## INFORMATION SUPPLIED
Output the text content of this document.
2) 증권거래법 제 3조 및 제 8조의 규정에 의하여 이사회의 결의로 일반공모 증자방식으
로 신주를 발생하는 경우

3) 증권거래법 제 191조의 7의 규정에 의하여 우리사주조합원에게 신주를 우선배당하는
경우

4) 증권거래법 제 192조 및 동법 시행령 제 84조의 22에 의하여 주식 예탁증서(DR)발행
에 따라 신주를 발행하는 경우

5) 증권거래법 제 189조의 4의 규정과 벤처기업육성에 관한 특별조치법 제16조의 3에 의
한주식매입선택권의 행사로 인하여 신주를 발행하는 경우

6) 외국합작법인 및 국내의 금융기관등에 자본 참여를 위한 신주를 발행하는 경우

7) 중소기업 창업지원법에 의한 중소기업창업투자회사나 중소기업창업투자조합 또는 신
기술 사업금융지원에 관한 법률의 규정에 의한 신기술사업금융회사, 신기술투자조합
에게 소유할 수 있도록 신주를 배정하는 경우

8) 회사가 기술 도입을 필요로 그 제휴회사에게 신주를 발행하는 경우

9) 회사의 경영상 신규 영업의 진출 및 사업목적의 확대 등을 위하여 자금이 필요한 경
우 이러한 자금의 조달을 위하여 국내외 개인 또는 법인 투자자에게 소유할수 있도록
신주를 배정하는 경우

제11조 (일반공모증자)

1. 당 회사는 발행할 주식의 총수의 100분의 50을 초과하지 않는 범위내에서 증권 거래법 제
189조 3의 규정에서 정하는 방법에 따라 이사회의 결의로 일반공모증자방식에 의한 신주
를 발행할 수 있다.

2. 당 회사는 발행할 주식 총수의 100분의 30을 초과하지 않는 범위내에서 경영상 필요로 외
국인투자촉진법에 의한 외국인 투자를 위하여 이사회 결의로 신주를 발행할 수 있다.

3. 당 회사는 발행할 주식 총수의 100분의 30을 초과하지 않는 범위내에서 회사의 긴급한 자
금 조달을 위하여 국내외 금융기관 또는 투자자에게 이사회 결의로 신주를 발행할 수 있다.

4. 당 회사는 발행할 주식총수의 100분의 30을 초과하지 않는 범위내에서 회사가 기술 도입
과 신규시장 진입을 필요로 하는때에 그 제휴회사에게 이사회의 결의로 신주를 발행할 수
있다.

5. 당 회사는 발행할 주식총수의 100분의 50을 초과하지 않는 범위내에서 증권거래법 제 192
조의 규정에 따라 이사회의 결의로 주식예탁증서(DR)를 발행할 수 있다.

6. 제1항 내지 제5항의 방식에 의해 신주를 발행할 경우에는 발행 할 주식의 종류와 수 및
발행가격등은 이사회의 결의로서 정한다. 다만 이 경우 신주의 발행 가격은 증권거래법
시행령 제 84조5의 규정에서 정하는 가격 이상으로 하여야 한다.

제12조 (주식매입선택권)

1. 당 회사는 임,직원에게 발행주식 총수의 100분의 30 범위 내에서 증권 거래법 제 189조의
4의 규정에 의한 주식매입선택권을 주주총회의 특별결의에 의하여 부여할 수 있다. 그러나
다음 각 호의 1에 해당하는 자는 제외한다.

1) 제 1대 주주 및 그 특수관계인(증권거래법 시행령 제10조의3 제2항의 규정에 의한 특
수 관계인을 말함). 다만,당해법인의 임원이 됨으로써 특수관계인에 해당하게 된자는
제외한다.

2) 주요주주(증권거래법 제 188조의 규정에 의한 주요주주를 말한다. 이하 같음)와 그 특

## WHAT YOU HAVE TO DO
Quote the material exactly, leaving nothing out.

## THE OUTPUT
Output the text content of this document.
2) 증권거래법 제 3조 및 제 8조의 규정에 의하여 이사회의 결의로 일반공모 증자방식으
로 신주를 발생하는 경우

3) 증권거래법 제 191조의 7의 규정에 의하여 우리사주조합원에게 신주를 우선배당하는
경우

4) 증권거래법 제 192조 및 동법 시행령 제 84조의 22에 의하여 주식 예탁증서(DR)발행
에 따라 신주를 발행하는 경우

5) 증권거래법 제 189조의 4의 규정과 벤처기업육성에 관한 특별조치법 제16조의 3에 의
한주식매입선택권의 행사로 인하여 신주를 발행하는 경우

6) 외국합작법인 및 국내의 금융기관등에 자본 참여를 위한 신주를 발행하는 경우

7) 중소기업 창업지원법에 의한 중소기업창업투자회사나 중소기업창업투자조합 또는 신
기술 사업금융지원에 관한 법률의 규정에 의한 신기술사업금융회사, 신기술투자조합
에게 소유할 수 있도록 신주를 배정하는 경우

8) 회사가 기술 도입을 필요로 그 제휴회사에게 신주를 발행하는 경우

9) 회사의 경영상 신규 영업의 진출 및 사업목적의 확대 등을 위하여 자금이 필요한 경
우 이러한 자금의 조달을 위하여 국내외 개인 또는 법인 투자자에게 소유할수 있도록
신주를 배정하는 경우

제11조 (일반공모증자)

1. 당 회사는 발행할 주식의 총수의 100분의 50을 초과하지 않는 범위내에서 증권 거래법 제
189조 3의 규정에서 정하는 방법에 따라 이사회의 결의로 일반공모증자방식에 의한 신주
를 발행할 수 있다.

2. 당 회사는 발행할 주식 총수의 100분의 30을 초과하지 않는 범위내에서 경영상 필요로 외
국인투자촉진법에 의한 외국인 투자를 위하여 이사회 결의로 신주를 발행할 수 있다.

3. 당 회사는 발행할 주식 총수의 100분의 30을 초과하지 않는 범위내에서 회사의 긴급한 자
금 조달을 위하여 국내외 금융기관 또는 투자자에게 이사회 결의로 신주를 발행할 수 있다.

4. 당 회사는 발행할 주식총수의 100분의 30을 초과하지 않는 범위내에서 회사가 기술 도입
과 신규시장 진입을 필요로 하는때에 그 제휴회사에게 이사회의 결의로 신주를 발행할 수
있다.

5. 당 회사는 발행할 주식총수의 100분의 50을 초과하지 않는 범위내에서 증권거래법 제 192
조의 규정에 따라 이사회의 결의로 주식예탁증서(DR)를 발행할 수 있다.

6. 제1항 내지 제5항의 방식에 의해 신주를 발행할 경우에는 발행 할 주식의 종류와 수 및
발행가격등은 이사회의 결의로서 정한다. 다만 이 경우 신주의 발행 가격은 증권거래법
시행령 제 84조5의 규정에서 정하는 가격 이상으로 하여야 한다.

제12조 (주식매입선택권)

1. 당 회사는 임,직원에게 발행주식 총수의 100분의 30 범위 내에서 증권 거래법 제 189조의
4의 규정에 의한 주식매입선택권을 주주총회의 특별결의에 의하여 부여할 수 있다. 그러나
다음 각 호의 1에 해당하는 자는 제외한다.

1) 제 1대 주주 및 그 특수관계인(증권거래법 시행령 제10조의3 제2항의 규정에 의한 특
수 관계인을 말함). 다만,당해법인의 임원이 됨으로써 특수관계인에 해당하게 된자는
제외한다.

2) 주요주주(증권거래법 제 188조의 규정에 의한 주요주주를 말한다. 이하 같음)와 그 특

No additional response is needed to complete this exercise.